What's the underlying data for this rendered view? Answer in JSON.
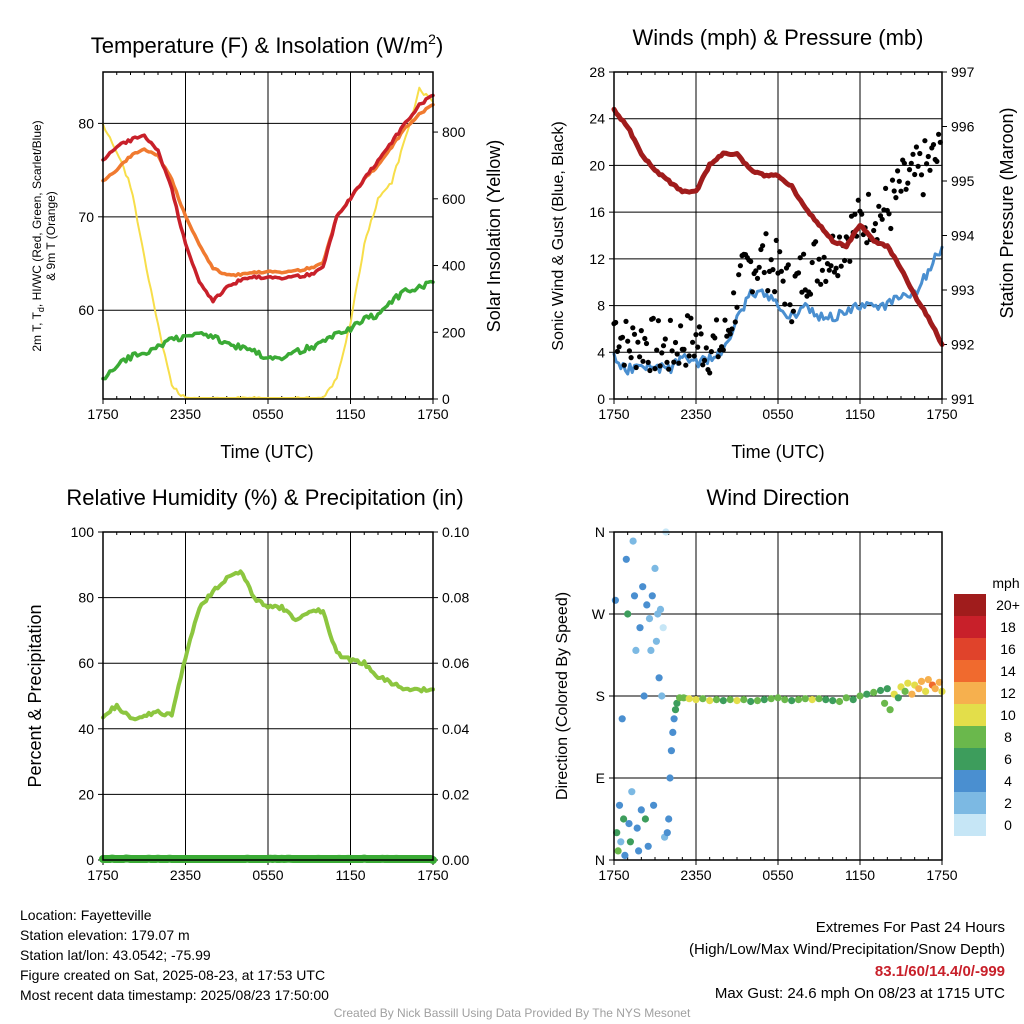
{
  "chart_data": [
    {
      "type": "line",
      "title": "Temperature (F) & Insolation (W/m",
      "title_sup": "2",
      "title_end": ")",
      "xlabel": "Time (UTC)",
      "ylabel_left_1": "2m T, T",
      "ylabel_left_sub": "d",
      "ylabel_left_2": ", HI/WC (Red, Green, Scarlet/Blue)",
      "ylabel_left_line2": "& 9m T (Orange)",
      "ylabel_right": "Solar Insolation (Yellow)",
      "x_ticks": [
        "1750",
        "2350",
        "0550",
        "1150",
        "1750"
      ],
      "y_ticks": [
        "60",
        "70",
        "80"
      ],
      "y2_ticks": [
        "0",
        "200",
        "400",
        "600",
        "800"
      ],
      "ylim": [
        50.5,
        85.5
      ],
      "y2lim": [
        0,
        980
      ],
      "x_hours": [
        0,
        1,
        2,
        3,
        4,
        5,
        6,
        7,
        8,
        9,
        10,
        11,
        12,
        13,
        14,
        15,
        16,
        17,
        18,
        19,
        20,
        21,
        22,
        23,
        24
      ],
      "series": [
        {
          "name": "2m T",
          "color": "#c8202a",
          "values": [
            76,
            77.5,
            78.2,
            78.8,
            77,
            73,
            67,
            63,
            61,
            62.5,
            63.2,
            63.5,
            63.6,
            63.5,
            63.6,
            63.8,
            64.5,
            70,
            72,
            74,
            76,
            78,
            80,
            82,
            83
          ]
        },
        {
          "name": "9m T",
          "color": "#f07a30",
          "values": [
            73.8,
            75,
            76.5,
            77.3,
            76.5,
            74,
            70,
            67,
            64.5,
            63.8,
            63.8,
            64,
            64.2,
            64.1,
            64.2,
            64.5,
            65,
            70,
            72,
            74,
            75.5,
            77.5,
            79.5,
            81,
            82
          ]
        },
        {
          "name": "Td",
          "color": "#3aaa35",
          "values": [
            52.5,
            54,
            55,
            55.5,
            56,
            57,
            57,
            57.5,
            57.2,
            56.5,
            56,
            55.5,
            55,
            55,
            55.5,
            56,
            56.5,
            57.5,
            58,
            59,
            59.5,
            61,
            62,
            62.5,
            63
          ]
        },
        {
          "name": "Solar Insolation",
          "color": "#f7de4a",
          "axis": "right",
          "values": [
            820,
            740,
            640,
            430,
            220,
            40,
            0,
            0,
            0,
            0,
            0,
            0,
            0,
            0,
            0,
            0,
            0,
            60,
            230,
            460,
            600,
            650,
            780,
            930,
            890
          ]
        }
      ]
    },
    {
      "type": "line",
      "title": "Winds (mph) & Pressure (mb)",
      "xlabel": "Time (UTC)",
      "ylabel": "Sonic Wind & Gust (Blue, Black)",
      "ylabel_right": "Station Pressure (Maroon)",
      "x_ticks": [
        "1750",
        "2350",
        "0550",
        "1150",
        "1750"
      ],
      "y_ticks": [
        "0",
        "4",
        "8",
        "12",
        "16",
        "20",
        "24",
        "28"
      ],
      "y2_ticks": [
        "991",
        "992",
        "993",
        "994",
        "995",
        "996",
        "997"
      ],
      "ylim": [
        0,
        28
      ],
      "y2lim": [
        991,
        997
      ],
      "x_hours": [
        0,
        1,
        2,
        3,
        4,
        5,
        6,
        7,
        8,
        9,
        10,
        11,
        12,
        13,
        14,
        15,
        16,
        17,
        18,
        19,
        20,
        21,
        22,
        23,
        24
      ],
      "series": [
        {
          "name": "Sonic Wind",
          "color": "#4a8fd0",
          "values": [
            3.5,
            2.5,
            3,
            2.8,
            2.5,
            3.5,
            3,
            3.5,
            4,
            7,
            9,
            9,
            8,
            7,
            8,
            7,
            7,
            7.5,
            8,
            8,
            8,
            9,
            9,
            11,
            13
          ]
        },
        {
          "name": "Gust",
          "color": "#000000",
          "values": [
            6.5,
            4.5,
            5,
            4.5,
            4.2,
            5,
            5,
            4.5,
            4.5,
            9,
            11.5,
            12,
            11,
            9,
            11,
            12,
            12.5,
            14,
            15,
            16,
            16,
            18,
            19,
            20,
            21
          ]
        },
        {
          "name": "Station Pressure",
          "color": "#a01c1c",
          "axis": "right",
          "values": [
            996.3,
            996,
            995.5,
            995.2,
            995,
            994.8,
            994.8,
            995.3,
            995.5,
            995.5,
            995.2,
            995.1,
            995.1,
            994.9,
            994.5,
            994.2,
            993.9,
            993.8,
            994.2,
            993.9,
            993.8,
            993.4,
            992.9,
            992.5,
            992
          ]
        }
      ]
    },
    {
      "type": "line",
      "title": "Relative Humidity (%) & Precipitation (in)",
      "ylabel": "Percent & Precipitation",
      "x_ticks": [
        "1750",
        "2350",
        "0550",
        "1150",
        "1750"
      ],
      "y_ticks": [
        "0",
        "20",
        "40",
        "60",
        "80",
        "100"
      ],
      "y2_ticks": [
        "0.00",
        "0.02",
        "0.04",
        "0.06",
        "0.08",
        "0.10"
      ],
      "ylim": [
        0,
        100
      ],
      "y2lim": [
        0,
        0.1
      ],
      "x_hours": [
        0,
        1,
        2,
        3,
        4,
        5,
        6,
        7,
        8,
        9,
        10,
        11,
        12,
        13,
        14,
        15,
        16,
        17,
        18,
        19,
        20,
        21,
        22,
        23,
        24
      ],
      "series": [
        {
          "name": "Relative Humidity",
          "color": "#8cc63f",
          "values": [
            44,
            47,
            43,
            44,
            45,
            44,
            62,
            77,
            82,
            86,
            88,
            80,
            77,
            77,
            73,
            76,
            76,
            63,
            61,
            60,
            56,
            54,
            52,
            52,
            52
          ]
        },
        {
          "name": "Precipitation",
          "color": "#3aaa35",
          "axis": "right",
          "values": [
            0,
            0,
            0,
            0,
            0,
            0,
            0,
            0,
            0,
            0,
            0,
            0,
            0,
            0,
            0,
            0,
            0,
            0,
            0,
            0,
            0,
            0,
            0,
            0,
            0
          ]
        }
      ]
    },
    {
      "type": "scatter",
      "title": "Wind Direction",
      "ylabel": "Direction (Colored By Speed)",
      "x_ticks": [
        "1750",
        "2350",
        "0550",
        "1150",
        "1750"
      ],
      "y_ticks": [
        "N",
        "E",
        "S",
        "W",
        "N"
      ],
      "ylim": [
        0,
        360
      ],
      "colorbar_title": "mph",
      "colorbar_labels": [
        "0",
        "2",
        "4",
        "6",
        "8",
        "10",
        "12",
        "14",
        "16",
        "18",
        "20+"
      ],
      "colorbar_colors": [
        "#c6e6f6",
        "#7cb9e3",
        "#4a8fd0",
        "#3d9d5c",
        "#6ab84c",
        "#e3de4a",
        "#f6b04e",
        "#f06a2e",
        "#e0432b",
        "#c8202a",
        "#a01c1c"
      ],
      "points": [
        {
          "x": 0.1,
          "y": 285,
          "c": 2
        },
        {
          "x": 0.2,
          "y": 30,
          "c": 3
        },
        {
          "x": 0.3,
          "y": 10,
          "c": 4
        },
        {
          "x": 0.4,
          "y": 60,
          "c": 2
        },
        {
          "x": 0.5,
          "y": 20,
          "c": 1
        },
        {
          "x": 0.6,
          "y": 155,
          "c": 2
        },
        {
          "x": 0.7,
          "y": 45,
          "c": 3
        },
        {
          "x": 0.8,
          "y": 5,
          "c": 2
        },
        {
          "x": 0.9,
          "y": 330,
          "c": 2
        },
        {
          "x": 1.0,
          "y": 270,
          "c": 3
        },
        {
          "x": 1.1,
          "y": 40,
          "c": 2
        },
        {
          "x": 1.2,
          "y": 20,
          "c": 3
        },
        {
          "x": 1.3,
          "y": 75,
          "c": 1
        },
        {
          "x": 1.4,
          "y": 350,
          "c": 1
        },
        {
          "x": 1.5,
          "y": 290,
          "c": 2
        },
        {
          "x": 1.6,
          "y": 230,
          "c": 1
        },
        {
          "x": 1.7,
          "y": 35,
          "c": 2
        },
        {
          "x": 1.8,
          "y": 10,
          "c": 2
        },
        {
          "x": 1.9,
          "y": 255,
          "c": 2
        },
        {
          "x": 2.0,
          "y": 55,
          "c": 2
        },
        {
          "x": 2.1,
          "y": 300,
          "c": 2
        },
        {
          "x": 2.2,
          "y": 180,
          "c": 2
        },
        {
          "x": 2.3,
          "y": 45,
          "c": 3
        },
        {
          "x": 2.4,
          "y": 280,
          "c": 2
        },
        {
          "x": 2.5,
          "y": 15,
          "c": 2
        },
        {
          "x": 2.6,
          "y": 265,
          "c": 1
        },
        {
          "x": 2.7,
          "y": 230,
          "c": 1
        },
        {
          "x": 2.8,
          "y": 290,
          "c": 2
        },
        {
          "x": 2.9,
          "y": 60,
          "c": 2
        },
        {
          "x": 3.0,
          "y": 320,
          "c": 1
        },
        {
          "x": 3.1,
          "y": 240,
          "c": 1
        },
        {
          "x": 3.2,
          "y": 270,
          "c": 1
        },
        {
          "x": 3.3,
          "y": 200,
          "c": 2
        },
        {
          "x": 3.4,
          "y": 275,
          "c": 1
        },
        {
          "x": 3.5,
          "y": 180,
          "c": 1
        },
        {
          "x": 3.6,
          "y": 255,
          "c": 0
        },
        {
          "x": 3.7,
          "y": 25,
          "c": 1
        },
        {
          "x": 3.8,
          "y": 360,
          "c": 0
        },
        {
          "x": 3.9,
          "y": 30,
          "c": 2
        },
        {
          "x": 4.0,
          "y": 45,
          "c": 2
        },
        {
          "x": 4.1,
          "y": 90,
          "c": 2
        },
        {
          "x": 4.2,
          "y": 120,
          "c": 2
        },
        {
          "x": 4.3,
          "y": 140,
          "c": 2
        },
        {
          "x": 4.4,
          "y": 155,
          "c": 2
        },
        {
          "x": 4.5,
          "y": 165,
          "c": 3
        },
        {
          "x": 4.6,
          "y": 172,
          "c": 3
        },
        {
          "x": 4.8,
          "y": 178,
          "c": 4
        },
        {
          "x": 5.1,
          "y": 178,
          "c": 4
        },
        {
          "x": 5.5,
          "y": 177,
          "c": 5
        },
        {
          "x": 6.0,
          "y": 176,
          "c": 5
        },
        {
          "x": 6.5,
          "y": 177,
          "c": 4
        },
        {
          "x": 7.0,
          "y": 175,
          "c": 5
        },
        {
          "x": 7.5,
          "y": 176,
          "c": 4
        },
        {
          "x": 8.0,
          "y": 175,
          "c": 3
        },
        {
          "x": 8.5,
          "y": 176,
          "c": 4
        },
        {
          "x": 9.0,
          "y": 175,
          "c": 5
        },
        {
          "x": 9.5,
          "y": 176,
          "c": 4
        },
        {
          "x": 10.0,
          "y": 174,
          "c": 3
        },
        {
          "x": 10.5,
          "y": 175,
          "c": 4
        },
        {
          "x": 11.0,
          "y": 176,
          "c": 3
        },
        {
          "x": 11.5,
          "y": 177,
          "c": 4
        },
        {
          "x": 12.0,
          "y": 178,
          "c": 4
        },
        {
          "x": 12.5,
          "y": 176,
          "c": 4
        },
        {
          "x": 13.0,
          "y": 175,
          "c": 3
        },
        {
          "x": 13.5,
          "y": 176,
          "c": 4
        },
        {
          "x": 14.0,
          "y": 177,
          "c": 4
        },
        {
          "x": 14.5,
          "y": 176,
          "c": 5
        },
        {
          "x": 15.0,
          "y": 177,
          "c": 4
        },
        {
          "x": 15.5,
          "y": 176,
          "c": 3
        },
        {
          "x": 16.0,
          "y": 175,
          "c": 3
        },
        {
          "x": 16.5,
          "y": 174,
          "c": 4
        },
        {
          "x": 17.0,
          "y": 178,
          "c": 4
        },
        {
          "x": 17.5,
          "y": 176,
          "c": 3
        },
        {
          "x": 18.0,
          "y": 180,
          "c": 4
        },
        {
          "x": 18.5,
          "y": 182,
          "c": 3
        },
        {
          "x": 19.0,
          "y": 184,
          "c": 4
        },
        {
          "x": 19.5,
          "y": 186,
          "c": 3
        },
        {
          "x": 19.8,
          "y": 172,
          "c": 4
        },
        {
          "x": 20.0,
          "y": 188,
          "c": 3
        },
        {
          "x": 20.2,
          "y": 165,
          "c": 4
        },
        {
          "x": 20.5,
          "y": 182,
          "c": 5
        },
        {
          "x": 20.8,
          "y": 178,
          "c": 3
        },
        {
          "x": 21.0,
          "y": 190,
          "c": 5
        },
        {
          "x": 21.3,
          "y": 185,
          "c": 4
        },
        {
          "x": 21.5,
          "y": 194,
          "c": 5
        },
        {
          "x": 21.8,
          "y": 182,
          "c": 6
        },
        {
          "x": 22.0,
          "y": 192,
          "c": 5
        },
        {
          "x": 22.3,
          "y": 188,
          "c": 6
        },
        {
          "x": 22.5,
          "y": 196,
          "c": 6
        },
        {
          "x": 22.8,
          "y": 185,
          "c": 5
        },
        {
          "x": 23.0,
          "y": 198,
          "c": 6
        },
        {
          "x": 23.3,
          "y": 192,
          "c": 7
        },
        {
          "x": 23.5,
          "y": 188,
          "c": 6
        },
        {
          "x": 23.8,
          "y": 195,
          "c": 6
        },
        {
          "x": 24.0,
          "y": 185,
          "c": 5
        }
      ]
    }
  ],
  "info_left": {
    "location": "Location: Fayetteville",
    "elevation": "Station elevation: 179.07 m",
    "latlon": "Station lat/lon: 43.0542; -75.99",
    "created": "Figure created on Sat, 2025-08-23, at 17:53 UTC",
    "recent": "Most recent data timestamp: 2025/08/23 17:50:00"
  },
  "info_right": {
    "heading": "Extremes For Past 24 Hours",
    "subheading": "(High/Low/Max Wind/Precipitation/Snow Depth)",
    "values": "83.1/60/14.4/0/-999",
    "max_gust": "Max Gust: 24.6 mph On 08/23 at 1715 UTC"
  },
  "credit": "Created By Nick Bassill Using Data Provided By The NYS Mesonet"
}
══════════
- [Requirements]
Among the records above, find each line holding the string "Humidity" and pull it out.

- [Exercise answer]
      "title": "Relative Humidity (%) & Precipitation (in)",
          "name": "Relative Humidity",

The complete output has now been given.